(Annotated element listings)
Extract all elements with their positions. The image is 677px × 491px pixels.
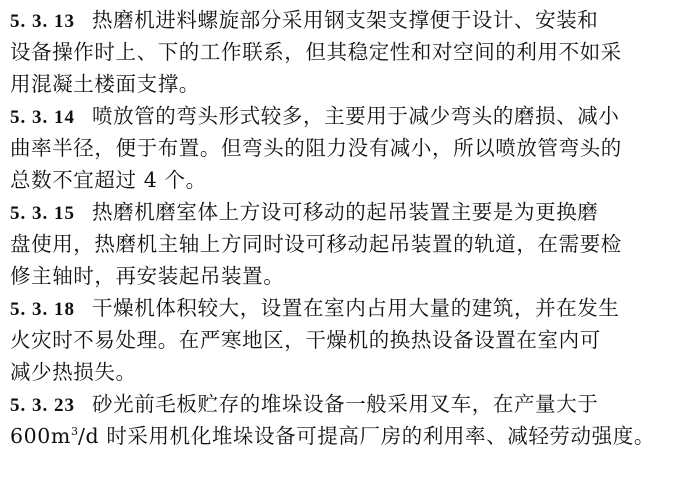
clause-number: 5. 3. 14 [10, 107, 75, 128]
superscript-exponent: 3 [70, 425, 78, 439]
clause-text: 用混凝土楼面支撑。 [10, 72, 200, 96]
clause-line [10, 228, 667, 260]
clause-line [10, 324, 667, 356]
clause-text: 设备操作时上、下的工作联系，但其稳定性和对空间的利用不如采 [10, 40, 622, 64]
clause-number: 5. 3. 23 [10, 395, 75, 416]
clause-text: 总数不宜超过 4 个。 [10, 168, 207, 192]
clause-text: 干燥机体积较大，设置在室内占用大量的建筑，并在发生 [92, 296, 620, 320]
clause-text: /d 时采用机化堆垛设备可提高厂房的利用率、减轻劳动强度。 [77, 424, 655, 448]
clause-text: 盘使用，热磨机主轴上方同时设可移动起吊装置的轨道，在需要检 [10, 232, 622, 256]
clause-line [10, 4, 667, 36]
clause-text: 减少热损失。 [10, 360, 137, 384]
clause-text: 热磨机进料螺旋部分采用钢支架支撑便于设计、安装和 [92, 8, 599, 32]
clause-5-3-23 [10, 388, 667, 452]
clause-text: 火灾时不易处理。在严寒地区，干燥机的换热设备设置在室内可 [10, 328, 601, 352]
clause-text: 修主轴时，再安装起吊装置。 [10, 264, 285, 288]
clause-line [10, 388, 667, 420]
clause-line [10, 164, 667, 196]
clause-text: 砂光前毛板贮存的堆垛设备一般采用叉车，在产量大于 [92, 392, 599, 416]
clause-number: 5. 3. 15 [10, 203, 75, 224]
clause-5-3-14 [10, 100, 667, 196]
clause-5-3-13 [10, 4, 667, 100]
clause-line [10, 132, 667, 164]
clause-line [10, 36, 667, 68]
clause-text-value: 600m [10, 424, 71, 448]
clause-text: 喷放管的弯头形式较多，主要用于减少弯头的磨损、减小 [92, 104, 620, 128]
clause-number: 5. 3. 13 [10, 11, 75, 32]
clause-line [10, 100, 667, 132]
clause-number: 5. 3. 18 [10, 299, 75, 320]
clause-line [10, 356, 667, 388]
clause-line [10, 292, 667, 324]
clause-line [10, 420, 667, 452]
clause-line [10, 196, 667, 228]
clause-text: 曲率半径，便于布置。但弯头的阻力没有减小，所以喷放管弯头的 [10, 136, 622, 160]
clause-line [10, 260, 667, 292]
clause-line [10, 68, 667, 100]
clause-5-3-18 [10, 292, 667, 388]
clause-5-3-15 [10, 196, 667, 292]
clause-text: 热磨机磨室体上方设可移动的起吊装置主要是为更换磨 [92, 200, 599, 224]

Short problem ▸ Rewrite every row above, switching each "clause-line" to "text-line" and leaving everything else as it is; leave out the pictures.

Expected answer ▸
Extract all elements with their positions. The image is 677px × 491px pixels.
clause-number: 5. 3. 14 [10, 107, 75, 128]
superscript-exponent: 3 [70, 425, 78, 439]
clause-text: 用混凝土楼面支撑。 [10, 72, 200, 96]
text-line [10, 228, 667, 260]
text-line [10, 324, 667, 356]
clause-text: 设备操作时上、下的工作联系，但其稳定性和对空间的利用不如采 [10, 40, 622, 64]
clause-number: 5. 3. 23 [10, 395, 75, 416]
clause-text: 总数不宜超过 4 个。 [10, 168, 207, 192]
clause-text: 干燥机体积较大，设置在室内占用大量的建筑，并在发生 [92, 296, 620, 320]
clause-text: /d 时采用机化堆垛设备可提高厂房的利用率、减轻劳动强度。 [77, 424, 655, 448]
clause-text: 盘使用，热磨机主轴上方同时设可移动起吊装置的轨道，在需要检 [10, 232, 622, 256]
text-line [10, 4, 667, 36]
clause-text: 减少热损失。 [10, 360, 137, 384]
clause-text: 热磨机进料螺旋部分采用钢支架支撑便于设计、安装和 [92, 8, 599, 32]
clause-5-3-23 [10, 388, 667, 452]
clause-text: 火灾时不易处理。在严寒地区，干燥机的换热设备设置在室内可 [10, 328, 601, 352]
clause-text: 修主轴时，再安装起吊装置。 [10, 264, 285, 288]
text-line [10, 388, 667, 420]
text-line [10, 164, 667, 196]
clause-text: 砂光前毛板贮存的堆垛设备一般采用叉车，在产量大于 [92, 392, 599, 416]
clause-number: 5. 3. 15 [10, 203, 75, 224]
clause-5-3-14 [10, 100, 667, 196]
clause-5-3-13 [10, 4, 667, 100]
text-line [10, 132, 667, 164]
text-line [10, 36, 667, 68]
clause-text-value: 600m [10, 424, 71, 448]
clause-text: 喷放管的弯头形式较多，主要用于减少弯头的磨损、减小 [92, 104, 620, 128]
clause-number: 5. 3. 13 [10, 11, 75, 32]
text-line [10, 100, 667, 132]
clause-number: 5. 3. 18 [10, 299, 75, 320]
text-line [10, 356, 667, 388]
text-line [10, 292, 667, 324]
text-line [10, 420, 667, 452]
text-line [10, 196, 667, 228]
clause-text: 曲率半径，便于布置。但弯头的阻力没有减小，所以喷放管弯头的 [10, 136, 622, 160]
text-line [10, 260, 667, 292]
text-line [10, 68, 667, 100]
clause-5-3-18 [10, 292, 667, 388]
clause-5-3-15 [10, 196, 667, 292]
clause-text: 热磨机磨室体上方设可移动的起吊装置主要是为更换磨 [92, 200, 599, 224]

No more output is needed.